• Task to complete:
All records below must be retyped exactly.

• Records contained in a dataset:
_____
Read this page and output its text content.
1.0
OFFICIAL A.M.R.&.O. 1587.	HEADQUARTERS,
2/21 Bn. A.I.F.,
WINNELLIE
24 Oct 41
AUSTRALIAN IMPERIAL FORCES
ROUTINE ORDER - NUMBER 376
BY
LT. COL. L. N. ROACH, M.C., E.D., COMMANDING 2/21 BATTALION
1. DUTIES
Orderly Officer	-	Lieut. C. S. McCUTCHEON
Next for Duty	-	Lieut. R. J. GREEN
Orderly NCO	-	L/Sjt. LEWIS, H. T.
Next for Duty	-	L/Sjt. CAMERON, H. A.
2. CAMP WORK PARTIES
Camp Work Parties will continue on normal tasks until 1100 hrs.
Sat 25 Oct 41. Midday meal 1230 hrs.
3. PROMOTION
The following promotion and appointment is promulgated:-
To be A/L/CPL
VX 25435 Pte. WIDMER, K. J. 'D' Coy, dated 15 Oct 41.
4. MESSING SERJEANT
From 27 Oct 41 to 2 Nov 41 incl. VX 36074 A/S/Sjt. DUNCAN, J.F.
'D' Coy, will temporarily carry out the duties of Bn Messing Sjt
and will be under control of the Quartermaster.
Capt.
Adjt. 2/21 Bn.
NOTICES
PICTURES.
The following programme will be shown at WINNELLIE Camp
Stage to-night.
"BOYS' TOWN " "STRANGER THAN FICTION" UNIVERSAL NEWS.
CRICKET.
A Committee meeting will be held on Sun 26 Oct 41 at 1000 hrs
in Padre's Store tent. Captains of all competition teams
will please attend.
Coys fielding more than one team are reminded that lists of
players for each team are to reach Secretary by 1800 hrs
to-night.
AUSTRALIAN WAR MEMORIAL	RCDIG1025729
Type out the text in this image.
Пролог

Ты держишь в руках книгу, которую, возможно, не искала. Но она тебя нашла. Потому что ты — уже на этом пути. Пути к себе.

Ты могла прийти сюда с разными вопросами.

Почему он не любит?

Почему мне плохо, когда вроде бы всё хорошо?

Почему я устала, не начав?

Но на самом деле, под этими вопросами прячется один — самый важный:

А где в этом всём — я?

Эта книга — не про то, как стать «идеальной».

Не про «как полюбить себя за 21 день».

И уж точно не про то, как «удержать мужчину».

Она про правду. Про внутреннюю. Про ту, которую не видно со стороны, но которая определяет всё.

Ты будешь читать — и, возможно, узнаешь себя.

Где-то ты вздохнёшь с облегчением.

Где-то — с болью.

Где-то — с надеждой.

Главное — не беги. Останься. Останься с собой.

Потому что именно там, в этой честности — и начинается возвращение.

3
_____
• The solution:
Read this page and output its text content.
1.0
OFFICIAL A.M.R.&.O. 1587.	HEADQUARTERS,
2/21 Bn. A.I.F.,
WINNELLIE
24 Oct 41
AUSTRALIAN IMPERIAL FORCES
ROUTINE ORDER - NUMBER 376
BY
LT. COL. L. N. ROACH, M.C., E.D., COMMANDING 2/21 BATTALION
1. DUTIES
Orderly Officer	-	Lieut. C. S. McCUTCHEON
Next for Duty	-	Lieut. R. J. GREEN
Orderly NCO	-	L/Sjt. LEWIS, H. T.
Next for Duty	-	L/Sjt. CAMERON, H. A.
2. CAMP WORK PARTIES
Camp Work Parties will continue on normal tasks until 1100 hrs.
Sat 25 Oct 41. Midday meal 1230 hrs.
3. PROMOTION
The following promotion and appointment is promulgated:-
To be A/L/CPL
VX 25435 Pte. WIDMER, K. J. 'D' Coy, dated 15 Oct 41.
4. MESSING SERJEANT
From 27 Oct 41 to 2 Nov 41 incl. VX 36074 A/S/Sjt. DUNCAN, J.F.
'D' Coy, will temporarily carry out the duties of Bn Messing Sjt
and will be under control of the Quartermaster.
Capt.
Adjt. 2/21 Bn.
NOTICES
PICTURES.
The following programme will be shown at WINNELLIE Camp
Stage to-night.
"BOYS' TOWN " "STRANGER THAN FICTION" UNIVERSAL NEWS.
CRICKET.
A Committee meeting will be held on Sun 26 Oct 41 at 1000 hrs
in Padre's Store tent. Captains of all competition teams
will please attend.
Coys fielding more than one team are reminded that lists of
players for each team are to reach Secretary by 1800 hrs
to-night.
AUSTRALIAN WAR MEMORIAL	RCDIG1025729
Type out the text in this image.
Пролог

Ты держишь в руках книгу, которую, возможно, не искала. Но она тебя нашла. Потому что ты — уже на этом пути. Пути к себе.

Ты могла прийти сюда с разными вопросами.

Почему он не любит?

Почему мне плохо, когда вроде бы всё хорошо?

Почему я устала, не начав?

Но на самом деле, под этими вопросами прячется один — самый важный:

А где в этом всём — я?

Эта книга — не про то, как стать «идеальной».

Не про «как полюбить себя за 21 день».

И уж точно не про то, как «удержать мужчину».

Она про правду. Про внутреннюю. Про ту, которую не видно со стороны, но которая определяет всё.

Ты будешь читать — и, возможно, узнаешь себя.

Где-то ты вздохнёшь с облегчением.

Где-то — с болью.

Где-то — с надеждой.

Главное — не беги. Останься. Останься с собой.

Потому что именно там, в этой честности — и начинается возвращение.

3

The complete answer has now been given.